## Aim
Which lines hold the word "advanced"? Copy each one.

[Collected data]
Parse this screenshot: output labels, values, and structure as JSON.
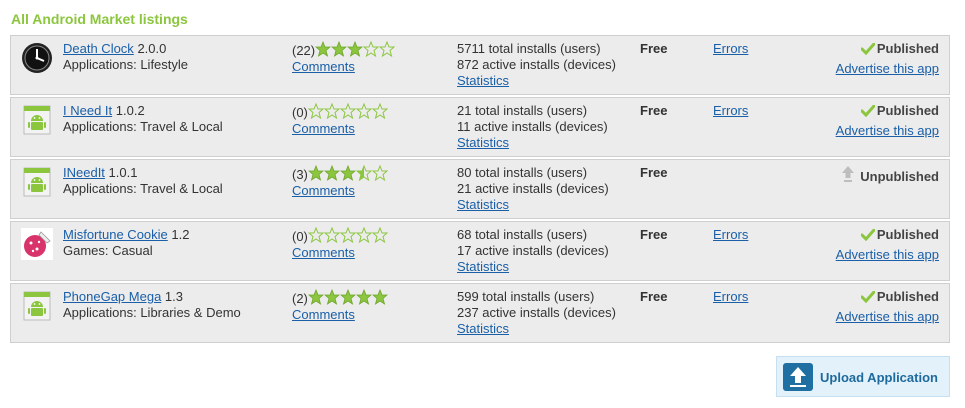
{
  "heading": "All Android Market listings",
  "colors": {
    "accent": "#8bc63e",
    "link": "#1a5fa8",
    "star": "#8bc63e",
    "check": "#8bc63e"
  },
  "apps": [
    {
      "icon": "clock-icon",
      "name": "Death Clock",
      "version": "2.0.0",
      "category": "Applications: Lifestyle",
      "rating_count": "(22)",
      "stars": 3,
      "comments": "Comments",
      "total_installs": "5711 total installs (users)",
      "active_installs": "872 active installs (devices)",
      "statistics": "Statistics",
      "price": "Free",
      "errors": "Errors",
      "status": "Published",
      "advertise": "Advertise this app"
    },
    {
      "icon": "android-icon",
      "name": "I Need It",
      "version": "1.0.2",
      "category": "Applications: Travel & Local",
      "rating_count": "(0)",
      "stars": 0,
      "comments": "Comments",
      "total_installs": "21 total installs (users)",
      "active_installs": "11 active installs (devices)",
      "statistics": "Statistics",
      "price": "Free",
      "errors": "Errors",
      "status": "Published",
      "advertise": "Advertise this app"
    },
    {
      "icon": "android-icon",
      "name": "INeedIt",
      "version": "1.0.1",
      "category": "Applications: Travel & Local",
      "rating_count": "(3)",
      "stars": 3.5,
      "comments": "Comments",
      "total_installs": "80 total installs (users)",
      "active_installs": "21 active installs (devices)",
      "statistics": "Statistics",
      "price": "Free",
      "errors": "",
      "status": "Unpublished",
      "advertise": ""
    },
    {
      "icon": "cookie-icon",
      "name": "Misfortune Cookie",
      "version": "1.2",
      "category": "Games: Casual",
      "rating_count": "(0)",
      "stars": 0,
      "comments": "Comments",
      "total_installs": "68 total installs (users)",
      "active_installs": "17 active installs (devices)",
      "statistics": "Statistics",
      "price": "Free",
      "errors": "Errors",
      "status": "Published",
      "advertise": "Advertise this app"
    },
    {
      "icon": "android-icon",
      "name": "PhoneGap Mega",
      "version": "1.3",
      "category": "Applications: Libraries & Demo",
      "rating_count": "(2)",
      "stars": 5,
      "comments": "Comments",
      "total_installs": "599 total installs (users)",
      "active_installs": "237 active installs (devices)",
      "statistics": "Statistics",
      "price": "Free",
      "errors": "Errors",
      "status": "Published",
      "advertise": "Advertise this app"
    }
  ],
  "upload_button": {
    "label": "Upload Application",
    "icon": "upload-arrow-icon"
  }
}
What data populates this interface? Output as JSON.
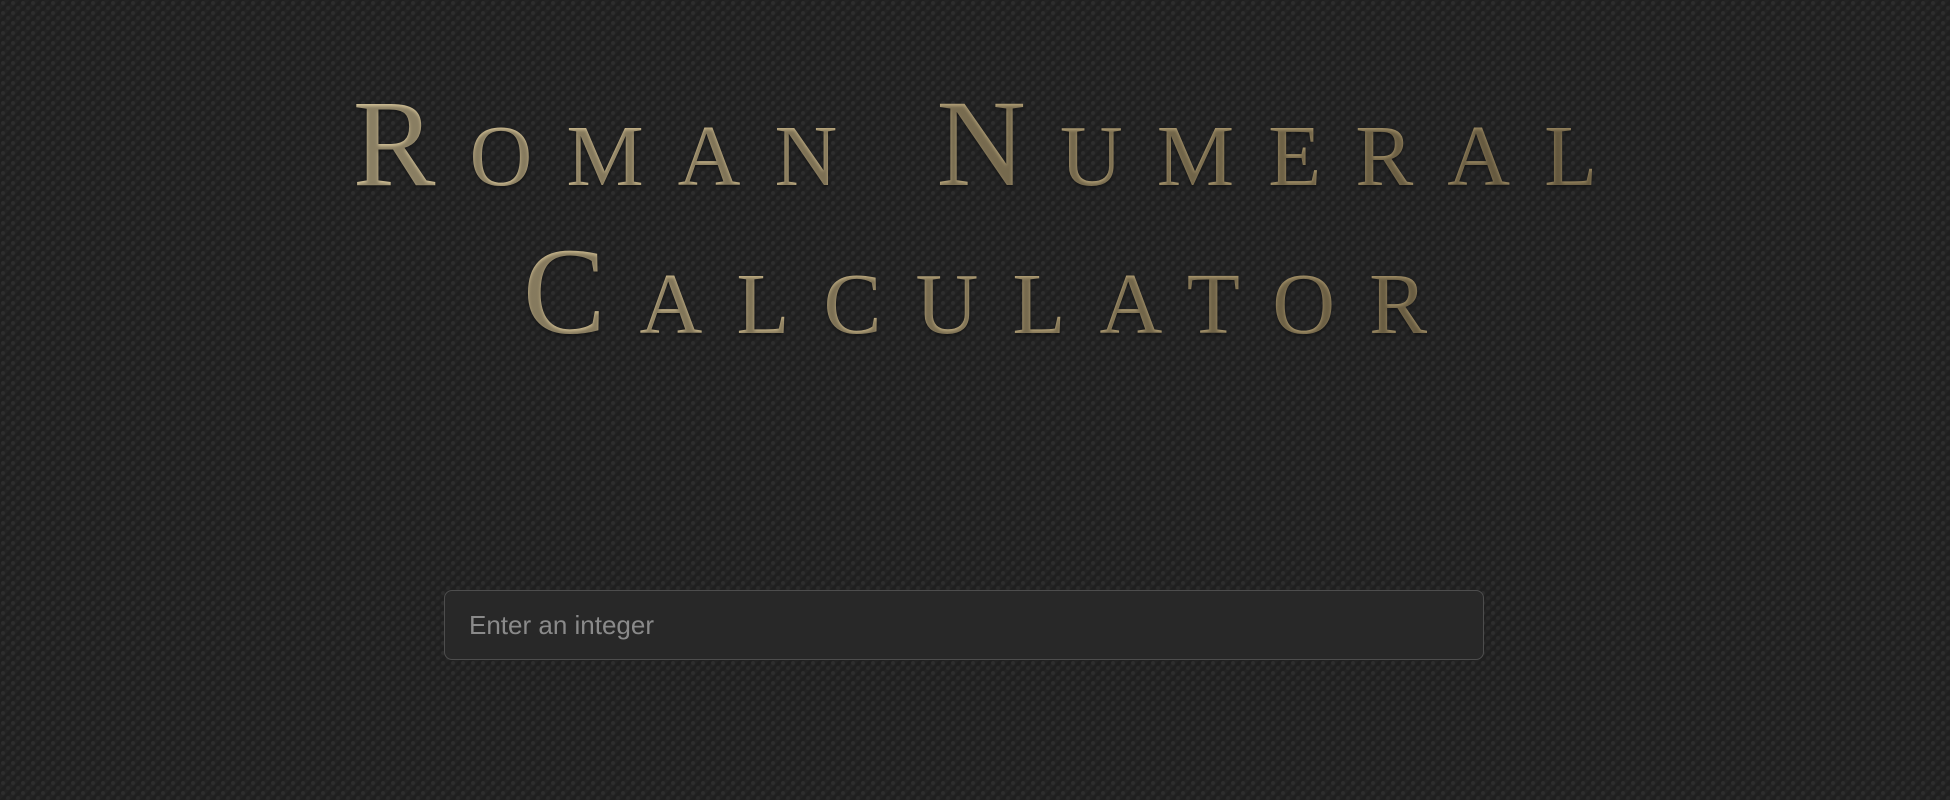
{
  "header": {
    "title_line1": "Roman Numeral",
    "title_line2": "Calculator"
  },
  "converter": {
    "input_value": "",
    "input_placeholder": "Enter an integer"
  }
}
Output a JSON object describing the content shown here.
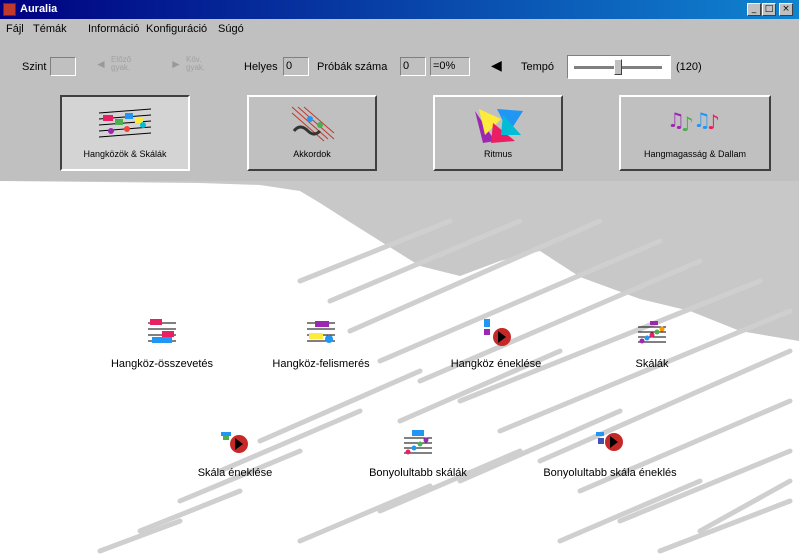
{
  "window": {
    "title": "Auralia"
  },
  "menu": [
    "Fájl",
    "Témák",
    "Információ",
    "Konfiguráció",
    "Súgó"
  ],
  "toolbar": {
    "szint_label": "Szint",
    "szint_value": "",
    "prev_label": "Előző gyak.",
    "next_label": "Köv. gyak.",
    "helyes_label": "Helyes",
    "helyes_value": "0",
    "probak_label": "Próbák száma",
    "probak_value": "0",
    "percent_value": "=0%",
    "tempo_label": "Tempó",
    "tempo_value": "(120)",
    "tempo_level": 0.5
  },
  "modes": [
    {
      "label": "Hangközök & Skálák",
      "icon": "intervals-scales-icon",
      "pressed": true
    },
    {
      "label": "Akkordok",
      "icon": "chords-icon",
      "pressed": false
    },
    {
      "label": "Ritmus",
      "icon": "rhythm-icon",
      "pressed": false
    },
    {
      "label": "Hangmagasság & Dallam",
      "icon": "pitch-melody-icon",
      "pressed": false
    }
  ],
  "exercises": [
    {
      "label": "Hangköz-összevetés",
      "icon": "interval-compare-icon"
    },
    {
      "label": "Hangköz-felismerés",
      "icon": "interval-recognition-icon"
    },
    {
      "label": "Hangköz éneklése",
      "icon": "interval-singing-icon"
    },
    {
      "label": "Skálák",
      "icon": "scales-icon"
    },
    {
      "label": "Skála éneklése",
      "icon": "scale-singing-icon"
    },
    {
      "label": "Bonyolultabb skálák",
      "icon": "advanced-scales-icon"
    },
    {
      "label": "Bonyolultabb skála éneklés",
      "icon": "advanced-scale-singing-icon"
    }
  ],
  "colors": {
    "titlebar_start": "#000080",
    "titlebar_end": "#1084d0",
    "face": "#c0c0c0",
    "canvas": "#ffffff"
  }
}
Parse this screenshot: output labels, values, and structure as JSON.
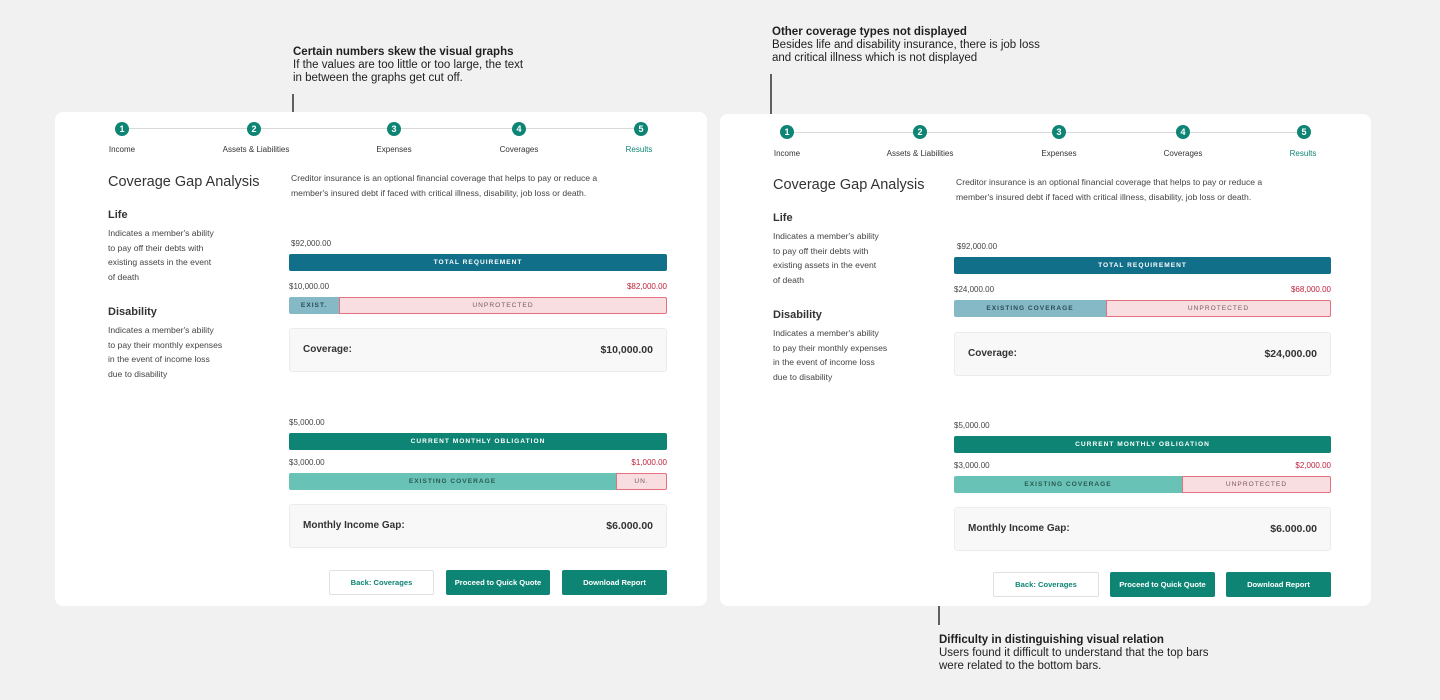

## Exercise output
      "icon": "advanced-scales-icon"
      "icon": "advanced-scale-singing-icon"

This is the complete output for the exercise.